Tarea breve =
Prolonga el artículo sobre Belfegor y el folletín francés a partir de su última frase.

Artículo =

------------------------

Belfegor: volviendo al folletín francés del siglo XX

Cada lector tiene sus puntos débiles propios. Algunos se ven atrapados por la novela policíaca, otros se ven obligados a leer religiosamente, en orden, cualquier saga hasta finalizarla; no faltan los que devoran libros de fantasía ni los que parecen castigados a tragarse todos los clásicos que hayan sido bendecidos por la crítica… Todas esas prácticas, y muchas más, son la base de uno de los mayores placeres del lector: conocer las manías y peculiaridades de sus semejantes. En mi caso, reconozco que, entre las muchas obsesiones que tengo, está una cierta tendencia a acabar cayendo en las redes de la literatura popular de finales del siglo XIX y principios del XX.

En momentos como este, dan ganas de echarle la culpa a Arthur Conan Doyle y su Sherlock Holmes, pero eso sería mentir. En realidad, yo siempre he situado el origen de mi gusto por el folletín y la novela popular en Julio Verne, aún a día de hoy uno de mis autores favoritos y al que le debo más de lo que nunca podré pagarle. De ahí que, mientras que mi gusto se formaba con un cine netamente norteamericano, mi literatura se permitía un gusto por lo francés, por lo europeo en general. No disfruté en la infancia del Winnetou de Karl May, pero podría haberlo hecho; sí cayeron a mi lado Salgari, Alejandro Dumas… y después vendrían el Lupin de Maurice Leblanc, el Rouletabille de Gaston Leroux o el Rocambole de Pierre Alexis Ponson du Terrail.

------------------------

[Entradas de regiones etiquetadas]
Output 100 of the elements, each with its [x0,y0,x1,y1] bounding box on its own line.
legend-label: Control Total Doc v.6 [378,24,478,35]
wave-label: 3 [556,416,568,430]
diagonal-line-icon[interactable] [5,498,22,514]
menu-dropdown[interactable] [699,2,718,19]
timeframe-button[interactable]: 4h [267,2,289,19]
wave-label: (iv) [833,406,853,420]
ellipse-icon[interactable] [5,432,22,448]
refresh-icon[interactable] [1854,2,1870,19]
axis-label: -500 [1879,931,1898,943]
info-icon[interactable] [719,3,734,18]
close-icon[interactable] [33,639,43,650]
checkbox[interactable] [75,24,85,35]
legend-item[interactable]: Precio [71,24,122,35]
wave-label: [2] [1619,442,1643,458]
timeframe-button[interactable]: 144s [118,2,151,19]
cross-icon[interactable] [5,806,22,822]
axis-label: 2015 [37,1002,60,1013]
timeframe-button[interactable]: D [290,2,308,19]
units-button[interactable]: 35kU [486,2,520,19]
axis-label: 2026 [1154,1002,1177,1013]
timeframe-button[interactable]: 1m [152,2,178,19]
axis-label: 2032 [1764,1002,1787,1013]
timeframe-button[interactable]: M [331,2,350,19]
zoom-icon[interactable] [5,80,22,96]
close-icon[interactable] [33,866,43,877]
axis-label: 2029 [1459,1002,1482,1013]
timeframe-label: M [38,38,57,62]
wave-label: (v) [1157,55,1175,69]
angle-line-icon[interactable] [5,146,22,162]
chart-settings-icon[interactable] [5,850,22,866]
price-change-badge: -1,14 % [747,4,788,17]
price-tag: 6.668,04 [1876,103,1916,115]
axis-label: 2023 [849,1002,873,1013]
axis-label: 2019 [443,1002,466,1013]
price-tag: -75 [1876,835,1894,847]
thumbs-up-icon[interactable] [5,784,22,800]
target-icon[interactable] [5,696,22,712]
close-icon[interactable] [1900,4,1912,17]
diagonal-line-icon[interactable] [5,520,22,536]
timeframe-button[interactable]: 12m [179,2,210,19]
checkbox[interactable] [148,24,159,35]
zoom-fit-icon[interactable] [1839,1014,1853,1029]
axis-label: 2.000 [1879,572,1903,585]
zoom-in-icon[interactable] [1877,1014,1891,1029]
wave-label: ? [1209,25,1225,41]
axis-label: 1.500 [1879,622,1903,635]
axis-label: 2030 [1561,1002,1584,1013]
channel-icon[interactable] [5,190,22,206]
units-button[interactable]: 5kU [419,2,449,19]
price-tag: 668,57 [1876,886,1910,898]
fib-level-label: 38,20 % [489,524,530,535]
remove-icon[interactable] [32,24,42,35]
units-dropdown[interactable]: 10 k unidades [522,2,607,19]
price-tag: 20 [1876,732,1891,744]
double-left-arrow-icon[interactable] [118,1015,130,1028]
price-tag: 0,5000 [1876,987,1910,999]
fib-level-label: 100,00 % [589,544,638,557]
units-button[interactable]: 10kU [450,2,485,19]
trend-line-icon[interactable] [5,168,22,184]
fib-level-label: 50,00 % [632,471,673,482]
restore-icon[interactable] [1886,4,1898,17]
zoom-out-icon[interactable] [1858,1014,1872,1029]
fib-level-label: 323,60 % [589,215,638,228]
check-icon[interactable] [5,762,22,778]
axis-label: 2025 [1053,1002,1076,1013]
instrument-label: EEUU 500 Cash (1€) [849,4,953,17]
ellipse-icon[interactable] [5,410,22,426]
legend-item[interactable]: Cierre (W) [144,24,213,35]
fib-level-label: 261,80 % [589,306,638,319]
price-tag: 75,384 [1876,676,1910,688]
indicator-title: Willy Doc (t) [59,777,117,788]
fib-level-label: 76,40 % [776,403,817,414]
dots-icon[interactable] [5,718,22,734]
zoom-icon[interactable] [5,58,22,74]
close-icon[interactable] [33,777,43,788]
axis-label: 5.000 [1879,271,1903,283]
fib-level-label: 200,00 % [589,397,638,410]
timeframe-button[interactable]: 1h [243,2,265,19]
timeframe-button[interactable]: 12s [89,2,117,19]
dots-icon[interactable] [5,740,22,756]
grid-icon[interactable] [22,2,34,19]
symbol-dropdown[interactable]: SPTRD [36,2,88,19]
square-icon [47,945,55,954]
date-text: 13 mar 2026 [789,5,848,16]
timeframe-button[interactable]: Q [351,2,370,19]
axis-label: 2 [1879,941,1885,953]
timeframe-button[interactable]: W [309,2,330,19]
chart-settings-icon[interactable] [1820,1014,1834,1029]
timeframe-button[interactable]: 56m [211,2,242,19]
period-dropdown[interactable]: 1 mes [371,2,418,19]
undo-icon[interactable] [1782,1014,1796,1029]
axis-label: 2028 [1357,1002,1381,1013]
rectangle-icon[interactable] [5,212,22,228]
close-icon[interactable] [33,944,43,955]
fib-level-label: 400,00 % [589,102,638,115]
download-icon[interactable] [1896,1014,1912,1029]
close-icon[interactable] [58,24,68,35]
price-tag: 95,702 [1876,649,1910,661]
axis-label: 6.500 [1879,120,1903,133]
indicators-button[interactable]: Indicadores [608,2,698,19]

------------------------

Resultado a continuación =
En todos esos volúmenes, con mayor o menor fortuna, se encontraba un sentido de la aventura y de lo inesperado que alimentaba la imaginación del lector con giros y sorpresas constantes. El término rocambolesco, que las define de manera perfecta, no deja de haber nacido con ellas y con el ya mencionado Rocambole, que también sirve de ejemplo para ilustrar muchos de los peores tics del folletín: siempre salía bien librado de todos los problemas, simplemente, porque era el protagonista. Si a eso le sumamos la cualidad de villano del personaje, su lectura resulta mucho menos divertida de lo que promete el adjetivo al que puso nombre.

Que el folletín ha muerto es algo indudable. Sus últimos coletazos debieron darse en las revistas de relatos, en su momento una institución en todo el mundo. Las últimas realmente populares ya provenían de los Estados Unidos, como la mítica Weird Tales, y solamente queda algo de su esencia en publicaciones como la 2000 AD británica, en el que el cómic se ha convertido en el nuevo medio. No obstante, algo muerto no tiene por qué estar olvidado y por suerte, de vez en cuando, podemos acercarnos a alguna obra recuperada por alguna editorial y que no pudimos leer en su momento. En este caso le ha tocado a Belfegor, el fantasma del Louvre, de Arthur Bernède, rescatado por la Editorial Valdemar.

La escritura como profesión

Si algo contribuyó a crear el folletín fue la existencia de los escritores profesionales, esas personas cuyo trabajo se basaba en escribir a toda velocidad historias que serían devoradas por el público en cómodas entregas junto a su publicación favorita. Eran las series de la época, el tema de conversación de moda y la base para el nacimiento de nuevos vocablos, leyendas e historias. Por supuesto, ello obligaba a que los autores estuvieran todo el día escribiendo y dejaran de lado el arte a cambio de la industria.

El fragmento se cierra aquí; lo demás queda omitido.